■ PROMPT A ■
From the LEGO City advent calendar review, reproduce the passage from "December 16, 17, 18." up to and including "from previous years.".
■ PROMPT B ■
According to the LEGO City advent calendar review, which build was the reviewer's favorite?

December 13, 14, and 15.

In terms of the builds, I am neither here nor there about most of them. I would like to see the LEGO® advent calendars take a different route. Firstly, there are not enough Minifigures, but I will return to that idea in the “Minifigures” section of this review. In terms of the other stuff you get, most of it is kind of crappy. I would like to see something more along the lines of the “x-tra” polybags with a Christmas twist. I want more actual accessories to spruce up my city in the City Advent Calendar. Give us actual lamp posts. Give us actual street signs or traffic lights decked out for the holidays. Even better would be a more of a consistent approach to what is included. For example, why can’t all of the builds come together to make an actual set? Like a hot chocolate stand with machines, cups, pastry stands, signage, etc.


December 16, 17, 18.

I did like some of the builds include this year. My favorite was by far the toy robot from December 22. It was a little reminiscent of Sweep from Ninjago City. I liked the design for the moving legs and arms. The wind-up key on the back was also a nice touch. The ice cream machine from December 12 is next on my list, followed by the token Christmas tree from December 15. This year’s snowman, from December 6, was a nice step up from the variants we have seen in previous years, but I will come back to that again later. Finally, the token snack stand of the year was fun. They made it look like a rolling cart, which was an interesting change from previous years.


December 19, 20, and 21.

Overall, I was pleased with a few of the builds, but this set loses a mark for its lack of awe-value. It also loses one for the inconsistent nature of the builds. One could argue that they are consistently themed as “Christmas presents”, but again, I want something that comes together as a set in the end. An infusion of new ideas wouldn’t hurt either. We don’t need toy trains, rockets, and cars every year. I give this year’s City advent calendar 7/10 (70%).


December 22, 23, and 24.

■ DATASET RECORDS ■
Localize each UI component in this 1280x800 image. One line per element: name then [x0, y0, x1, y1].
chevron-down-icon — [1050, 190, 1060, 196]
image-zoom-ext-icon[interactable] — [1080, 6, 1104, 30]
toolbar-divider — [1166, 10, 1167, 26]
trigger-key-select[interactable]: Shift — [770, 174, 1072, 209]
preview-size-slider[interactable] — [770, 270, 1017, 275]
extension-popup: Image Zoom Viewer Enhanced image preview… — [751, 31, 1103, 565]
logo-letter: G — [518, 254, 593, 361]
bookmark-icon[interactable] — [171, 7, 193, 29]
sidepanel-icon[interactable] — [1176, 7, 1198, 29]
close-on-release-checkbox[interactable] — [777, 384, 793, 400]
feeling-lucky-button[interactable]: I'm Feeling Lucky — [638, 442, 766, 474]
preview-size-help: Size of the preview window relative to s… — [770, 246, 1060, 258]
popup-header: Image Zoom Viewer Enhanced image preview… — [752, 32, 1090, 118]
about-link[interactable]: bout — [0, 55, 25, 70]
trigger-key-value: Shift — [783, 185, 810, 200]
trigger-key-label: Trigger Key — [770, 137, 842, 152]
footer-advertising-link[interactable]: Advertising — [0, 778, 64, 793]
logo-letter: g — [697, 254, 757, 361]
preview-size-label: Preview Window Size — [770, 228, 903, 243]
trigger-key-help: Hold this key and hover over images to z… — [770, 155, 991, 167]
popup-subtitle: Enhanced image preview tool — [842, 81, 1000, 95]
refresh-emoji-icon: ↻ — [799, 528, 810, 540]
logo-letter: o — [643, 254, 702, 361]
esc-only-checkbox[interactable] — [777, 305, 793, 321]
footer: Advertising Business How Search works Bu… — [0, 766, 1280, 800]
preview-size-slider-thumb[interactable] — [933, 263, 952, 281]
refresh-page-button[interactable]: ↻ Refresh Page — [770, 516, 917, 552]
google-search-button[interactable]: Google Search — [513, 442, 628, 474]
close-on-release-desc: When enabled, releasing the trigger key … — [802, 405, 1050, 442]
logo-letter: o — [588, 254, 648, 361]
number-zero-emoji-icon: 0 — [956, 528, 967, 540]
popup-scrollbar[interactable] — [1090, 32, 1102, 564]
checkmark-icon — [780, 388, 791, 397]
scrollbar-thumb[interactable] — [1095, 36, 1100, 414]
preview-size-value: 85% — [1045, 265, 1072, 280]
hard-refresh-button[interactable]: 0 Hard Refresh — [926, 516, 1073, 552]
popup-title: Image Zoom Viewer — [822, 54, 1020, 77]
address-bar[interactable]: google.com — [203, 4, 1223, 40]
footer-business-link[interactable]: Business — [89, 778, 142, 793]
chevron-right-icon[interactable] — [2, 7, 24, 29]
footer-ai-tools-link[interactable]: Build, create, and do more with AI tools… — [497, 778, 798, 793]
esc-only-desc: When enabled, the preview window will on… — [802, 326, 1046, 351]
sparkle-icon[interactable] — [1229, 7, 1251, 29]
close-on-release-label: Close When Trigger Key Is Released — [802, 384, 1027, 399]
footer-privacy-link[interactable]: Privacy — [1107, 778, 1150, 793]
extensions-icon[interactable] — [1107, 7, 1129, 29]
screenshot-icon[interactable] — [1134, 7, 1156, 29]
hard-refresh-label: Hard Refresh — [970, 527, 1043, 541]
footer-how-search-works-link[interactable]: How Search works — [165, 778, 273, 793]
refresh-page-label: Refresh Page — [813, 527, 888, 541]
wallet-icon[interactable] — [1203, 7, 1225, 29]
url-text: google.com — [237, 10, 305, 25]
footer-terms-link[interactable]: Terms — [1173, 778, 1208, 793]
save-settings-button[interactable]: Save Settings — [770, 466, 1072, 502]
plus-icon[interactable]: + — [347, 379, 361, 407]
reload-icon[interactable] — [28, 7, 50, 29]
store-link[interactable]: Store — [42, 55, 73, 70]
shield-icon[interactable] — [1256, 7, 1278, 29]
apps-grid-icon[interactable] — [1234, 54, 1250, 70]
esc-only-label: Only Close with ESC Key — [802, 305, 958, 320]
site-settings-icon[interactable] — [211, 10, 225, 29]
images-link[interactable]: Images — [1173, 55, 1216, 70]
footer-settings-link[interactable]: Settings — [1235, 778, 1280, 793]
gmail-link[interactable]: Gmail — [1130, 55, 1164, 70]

■ TASK RESULT A ■
December 16, 17, 18.

I did like some of the builds include this year. My favorite was by far the toy robot from December 22. It was a little reminiscent of Sweep from Ninjago City. I liked the design for the moving legs and arms. The wind-up key on the back was also a nice touch. The ice cream machine from December 12 is next on my list, followed by the token Christmas tree from December 15. This year’s snowman, from December 6, was a nice step up from the variants we have seen in previous years, but I will come back to that again later. Finally, the token snack stand of the year was fun. They made it look like a rolling cart, which was an interesting change from previous years.

■ TASK RESULT B ■
The toy robot from December 22.